LISTED RECORDS —
● ● ● ● ●

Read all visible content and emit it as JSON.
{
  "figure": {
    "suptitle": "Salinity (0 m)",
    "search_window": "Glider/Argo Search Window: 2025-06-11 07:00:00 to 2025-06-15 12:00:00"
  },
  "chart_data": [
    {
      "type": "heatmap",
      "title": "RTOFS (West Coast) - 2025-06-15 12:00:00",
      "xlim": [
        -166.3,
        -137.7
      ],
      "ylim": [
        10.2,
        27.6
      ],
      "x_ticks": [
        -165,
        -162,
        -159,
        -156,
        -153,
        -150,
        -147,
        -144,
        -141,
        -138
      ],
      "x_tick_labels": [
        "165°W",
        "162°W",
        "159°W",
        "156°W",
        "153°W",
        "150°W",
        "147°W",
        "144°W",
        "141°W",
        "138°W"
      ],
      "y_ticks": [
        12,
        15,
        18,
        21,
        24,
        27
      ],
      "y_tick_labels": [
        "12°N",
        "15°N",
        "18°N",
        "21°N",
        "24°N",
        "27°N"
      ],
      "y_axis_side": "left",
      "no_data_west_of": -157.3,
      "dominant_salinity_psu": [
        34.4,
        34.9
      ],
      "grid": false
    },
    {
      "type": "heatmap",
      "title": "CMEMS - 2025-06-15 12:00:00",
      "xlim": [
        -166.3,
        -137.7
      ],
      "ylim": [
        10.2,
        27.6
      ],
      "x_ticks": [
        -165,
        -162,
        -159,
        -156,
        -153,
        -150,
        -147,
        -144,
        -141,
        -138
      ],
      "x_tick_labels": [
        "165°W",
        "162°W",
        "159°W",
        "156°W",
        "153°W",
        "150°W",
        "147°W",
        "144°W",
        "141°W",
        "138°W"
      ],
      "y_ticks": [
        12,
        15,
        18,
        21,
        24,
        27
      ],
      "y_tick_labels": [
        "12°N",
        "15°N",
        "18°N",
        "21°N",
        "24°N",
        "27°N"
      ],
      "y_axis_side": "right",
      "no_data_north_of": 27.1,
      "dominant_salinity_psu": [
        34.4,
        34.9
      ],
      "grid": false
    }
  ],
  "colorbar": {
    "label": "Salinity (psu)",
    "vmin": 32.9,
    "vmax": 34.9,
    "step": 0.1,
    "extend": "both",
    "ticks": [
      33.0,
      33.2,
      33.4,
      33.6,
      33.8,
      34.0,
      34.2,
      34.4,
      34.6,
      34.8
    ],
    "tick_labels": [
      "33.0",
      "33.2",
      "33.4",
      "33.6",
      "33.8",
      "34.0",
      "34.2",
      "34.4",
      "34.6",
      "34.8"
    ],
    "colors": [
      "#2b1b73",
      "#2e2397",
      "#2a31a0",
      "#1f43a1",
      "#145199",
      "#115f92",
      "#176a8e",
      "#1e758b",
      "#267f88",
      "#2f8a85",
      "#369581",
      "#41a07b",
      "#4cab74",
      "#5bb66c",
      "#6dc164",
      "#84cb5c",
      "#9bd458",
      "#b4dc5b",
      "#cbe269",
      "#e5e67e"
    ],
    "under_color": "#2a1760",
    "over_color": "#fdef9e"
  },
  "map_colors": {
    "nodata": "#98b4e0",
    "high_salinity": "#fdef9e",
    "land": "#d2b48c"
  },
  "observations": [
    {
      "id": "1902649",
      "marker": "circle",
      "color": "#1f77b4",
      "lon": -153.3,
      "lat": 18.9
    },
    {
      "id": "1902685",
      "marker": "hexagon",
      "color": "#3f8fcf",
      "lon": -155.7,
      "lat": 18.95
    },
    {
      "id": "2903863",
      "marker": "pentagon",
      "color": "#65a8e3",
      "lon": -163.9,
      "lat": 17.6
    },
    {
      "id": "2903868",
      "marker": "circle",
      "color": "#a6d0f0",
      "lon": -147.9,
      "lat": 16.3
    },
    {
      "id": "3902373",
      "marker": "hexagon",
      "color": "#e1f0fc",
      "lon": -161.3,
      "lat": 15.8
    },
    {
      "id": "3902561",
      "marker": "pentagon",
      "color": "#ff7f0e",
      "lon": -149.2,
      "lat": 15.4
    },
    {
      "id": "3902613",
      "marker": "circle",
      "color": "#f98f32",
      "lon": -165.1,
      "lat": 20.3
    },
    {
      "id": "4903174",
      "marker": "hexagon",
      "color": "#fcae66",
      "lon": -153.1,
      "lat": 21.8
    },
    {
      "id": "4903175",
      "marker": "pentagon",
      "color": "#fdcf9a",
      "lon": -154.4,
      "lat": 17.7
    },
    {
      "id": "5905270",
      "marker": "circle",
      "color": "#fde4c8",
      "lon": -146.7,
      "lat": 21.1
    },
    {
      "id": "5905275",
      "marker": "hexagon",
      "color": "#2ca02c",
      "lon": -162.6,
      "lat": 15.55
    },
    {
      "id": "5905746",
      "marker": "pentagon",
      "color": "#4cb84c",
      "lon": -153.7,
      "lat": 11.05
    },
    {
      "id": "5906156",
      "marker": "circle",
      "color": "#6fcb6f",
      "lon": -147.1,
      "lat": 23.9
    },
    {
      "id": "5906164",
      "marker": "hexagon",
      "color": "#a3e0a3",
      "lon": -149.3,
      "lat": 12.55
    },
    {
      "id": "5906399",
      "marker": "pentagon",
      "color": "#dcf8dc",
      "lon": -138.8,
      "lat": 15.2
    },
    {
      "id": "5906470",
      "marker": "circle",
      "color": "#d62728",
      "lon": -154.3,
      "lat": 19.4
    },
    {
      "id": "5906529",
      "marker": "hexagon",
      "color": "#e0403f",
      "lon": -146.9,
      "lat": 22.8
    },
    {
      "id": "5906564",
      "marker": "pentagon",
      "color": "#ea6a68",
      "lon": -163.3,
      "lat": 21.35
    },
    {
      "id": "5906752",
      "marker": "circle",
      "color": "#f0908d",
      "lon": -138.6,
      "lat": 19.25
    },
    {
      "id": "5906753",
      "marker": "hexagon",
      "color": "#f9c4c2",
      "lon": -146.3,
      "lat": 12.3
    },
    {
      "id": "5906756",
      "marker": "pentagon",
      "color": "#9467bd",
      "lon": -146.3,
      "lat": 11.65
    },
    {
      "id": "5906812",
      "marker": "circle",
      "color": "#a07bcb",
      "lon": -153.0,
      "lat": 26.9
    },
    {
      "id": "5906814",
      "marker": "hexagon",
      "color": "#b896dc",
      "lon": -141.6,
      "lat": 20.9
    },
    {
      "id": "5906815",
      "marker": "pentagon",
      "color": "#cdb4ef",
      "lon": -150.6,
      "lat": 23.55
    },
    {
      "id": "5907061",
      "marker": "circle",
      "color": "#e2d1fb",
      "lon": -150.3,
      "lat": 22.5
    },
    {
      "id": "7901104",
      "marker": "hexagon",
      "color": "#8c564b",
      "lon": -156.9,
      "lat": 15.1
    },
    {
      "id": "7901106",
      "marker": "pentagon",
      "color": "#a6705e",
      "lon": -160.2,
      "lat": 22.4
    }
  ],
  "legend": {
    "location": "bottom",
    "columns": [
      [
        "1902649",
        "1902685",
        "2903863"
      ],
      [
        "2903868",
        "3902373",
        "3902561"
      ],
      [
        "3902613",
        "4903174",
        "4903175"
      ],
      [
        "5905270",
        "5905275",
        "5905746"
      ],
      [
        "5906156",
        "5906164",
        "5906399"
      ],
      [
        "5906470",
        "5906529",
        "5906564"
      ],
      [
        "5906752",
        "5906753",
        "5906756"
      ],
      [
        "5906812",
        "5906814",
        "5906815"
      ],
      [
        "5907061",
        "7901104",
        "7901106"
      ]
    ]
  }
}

● ● ● ● ●

WHAT YOU WILL DO —
Exactly reproduce every line found in the records.

REPLY —
Read all visible content and emit it as JSON.
{
  "figure": {
    "suptitle": "Salinity (0 m)",
    "search_window": "Glider/Argo Search Window: 2025-06-11 07:00:00 to 2025-06-15 12:00:00"
  },
  "chart_data": [
    {
      "type": "heatmap",
      "title": "RTOFS (West Coast) - 2025-06-15 12:00:00",
      "xlim": [
        -166.3,
        -137.7
      ],
      "ylim": [
        10.2,
        27.6
      ],
      "x_ticks": [
        -165,
        -162,
        -159,
        -156,
        -153,
        -150,
        -147,
        -144,
        -141,
        -138
      ],
      "x_tick_labels": [
        "165°W",
        "162°W",
        "159°W",
        "156°W",
        "153°W",
        "150°W",
        "147°W",
        "144°W",
        "141°W",
        "138°W"
      ],
      "y_ticks": [
        12,
        15,
        18,
        21,
        24,
        27
      ],
      "y_tick_labels": [
        "12°N",
        "15°N",
        "18°N",
        "21°N",
        "24°N",
        "27°N"
      ],
      "y_axis_side": "left",
      "no_data_west_of": -157.3,
      "dominant_salinity_psu": [
        34.4,
        34.9
      ],
      "grid": false
    },
    {
      "type": "heatmap",
      "title": "CMEMS - 2025-06-15 12:00:00",
      "xlim": [
        -166.3,
        -137.7
      ],
      "ylim": [
        10.2,
        27.6
      ],
      "x_ticks": [
        -165,
        -162,
        -159,
        -156,
        -153,
        -150,
        -147,
        -144,
        -141,
        -138
      ],
      "x_tick_labels": [
        "165°W",
        "162°W",
        "159°W",
        "156°W",
        "153°W",
        "150°W",
        "147°W",
        "144°W",
        "141°W",
        "138°W"
      ],
      "y_ticks": [
        12,
        15,
        18,
        21,
        24,
        27
      ],
      "y_tick_labels": [
        "12°N",
        "15°N",
        "18°N",
        "21°N",
        "24°N",
        "27°N"
      ],
      "y_axis_side": "right",
      "no_data_north_of": 27.1,
      "dominant_salinity_psu": [
        34.4,
        34.9
      ],
      "grid": false
    }
  ],
  "colorbar": {
    "label": "Salinity (psu)",
    "vmin": 32.9,
    "vmax": 34.9,
    "step": 0.1,
    "extend": "both",
    "ticks": [
      33.0,
      33.2,
      33.4,
      33.6,
      33.8,
      34.0,
      34.2,
      34.4,
      34.6,
      34.8
    ],
    "tick_labels": [
      "33.0",
      "33.2",
      "33.4",
      "33.6",
      "33.8",
      "34.0",
      "34.2",
      "34.4",
      "34.6",
      "34.8"
    ],
    "colors": [
      "#2b1b73",
      "#2e2397",
      "#2a31a0",
      "#1f43a1",
      "#145199",
      "#115f92",
      "#176a8e",
      "#1e758b",
      "#267f88",
      "#2f8a85",
      "#369581",
      "#41a07b",
      "#4cab74",
      "#5bb66c",
      "#6dc164",
      "#84cb5c",
      "#9bd458",
      "#b4dc5b",
      "#cbe269",
      "#e5e67e"
    ],
    "under_color": "#2a1760",
    "over_color": "#fdef9e"
  },
  "map_colors": {
    "nodata": "#98b4e0",
    "high_salinity": "#fdef9e",
    "land": "#d2b48c"
  },
  "observations": [
    {
      "id": "1902649",
      "marker": "circle",
      "color": "#1f77b4",
      "lon": -153.3,
      "lat": 18.9
    },
    {
      "id": "1902685",
      "marker": "hexagon",
      "color": "#3f8fcf",
      "lon": -155.7,
      "lat": 18.95
    },
    {
      "id": "2903863",
      "marker": "pentagon",
      "color": "#65a8e3",
      "lon": -163.9,
      "lat": 17.6
    },
    {
      "id": "2903868",
      "marker": "circle",
      "color": "#a6d0f0",
      "lon": -147.9,
      "lat": 16.3
    },
    {
      "id": "3902373",
      "marker": "hexagon",
      "color": "#e1f0fc",
      "lon": -161.3,
      "lat": 15.8
    },
    {
      "id": "3902561",
      "marker": "pentagon",
      "color": "#ff7f0e",
      "lon": -149.2,
      "lat": 15.4
    },
    {
      "id": "3902613",
      "marker": "circle",
      "color": "#f98f32",
      "lon": -165.1,
      "lat": 20.3
    },
    {
      "id": "4903174",
      "marker": "hexagon",
      "color": "#fcae66",
      "lon": -153.1,
      "lat": 21.8
    },
    {
      "id": "4903175",
      "marker": "pentagon",
      "color": "#fdcf9a",
      "lon": -154.4,
      "lat": 17.7
    },
    {
      "id": "5905270",
      "marker": "circle",
      "color": "#fde4c8",
      "lon": -146.7,
      "lat": 21.1
    },
    {
      "id": "5905275",
      "marker": "hexagon",
      "color": "#2ca02c",
      "lon": -162.6,
      "lat": 15.55
    },
    {
      "id": "5905746",
      "marker": "pentagon",
      "color": "#4cb84c",
      "lon": -153.7,
      "lat": 11.05
    },
    {
      "id": "5906156",
      "marker": "circle",
      "color": "#6fcb6f",
      "lon": -147.1,
      "lat": 23.9
    },
    {
      "id": "5906164",
      "marker": "hexagon",
      "color": "#a3e0a3",
      "lon": -149.3,
      "lat": 12.55
    },
    {
      "id": "5906399",
      "marker": "pentagon",
      "color": "#dcf8dc",
      "lon": -138.8,
      "lat": 15.2
    },
    {
      "id": "5906470",
      "marker": "circle",
      "color": "#d62728",
      "lon": -154.3,
      "lat": 19.4
    },
    {
      "id": "5906529",
      "marker": "hexagon",
      "color": "#e0403f",
      "lon": -146.9,
      "lat": 22.8
    },
    {
      "id": "5906564",
      "marker": "pentagon",
      "color": "#ea6a68",
      "lon": -163.3,
      "lat": 21.35
    },
    {
      "id": "5906752",
      "marker": "circle",
      "color": "#f0908d",
      "lon": -138.6,
      "lat": 19.25
    },
    {
      "id": "5906753",
      "marker": "hexagon",
      "color": "#f9c4c2",
      "lon": -146.3,
      "lat": 12.3
    },
    {
      "id": "5906756",
      "marker": "pentagon",
      "color": "#9467bd",
      "lon": -146.3,
      "lat": 11.65
    },
    {
      "id": "5906812",
      "marker": "circle",
      "color": "#a07bcb",
      "lon": -153.0,
      "lat": 26.9
    },
    {
      "id": "5906814",
      "marker": "hexagon",
      "color": "#b896dc",
      "lon": -141.6,
      "lat": 20.9
    },
    {
      "id": "5906815",
      "marker": "pentagon",
      "color": "#cdb4ef",
      "lon": -150.6,
      "lat": 23.55
    },
    {
      "id": "5907061",
      "marker": "circle",
      "color": "#e2d1fb",
      "lon": -150.3,
      "lat": 22.5
    },
    {
      "id": "7901104",
      "marker": "hexagon",
      "color": "#8c564b",
      "lon": -156.9,
      "lat": 15.1
    },
    {
      "id": "7901106",
      "marker": "pentagon",
      "color": "#a6705e",
      "lon": -160.2,
      "lat": 22.4
    }
  ],
  "legend": {
    "location": "bottom",
    "columns": [
      [
        "1902649",
        "1902685",
        "2903863"
      ],
      [
        "2903868",
        "3902373",
        "3902561"
      ],
      [
        "3902613",
        "4903174",
        "4903175"
      ],
      [
        "5905270",
        "5905275",
        "5905746"
      ],
      [
        "5906156",
        "5906164",
        "5906399"
      ],
      [
        "5906470",
        "5906529",
        "5906564"
      ],
      [
        "5906752",
        "5906753",
        "5906756"
      ],
      [
        "5906812",
        "5906814",
        "5906815"
      ],
      [
        "5907061",
        "7901104",
        "7901106"
      ]
    ]
  }
}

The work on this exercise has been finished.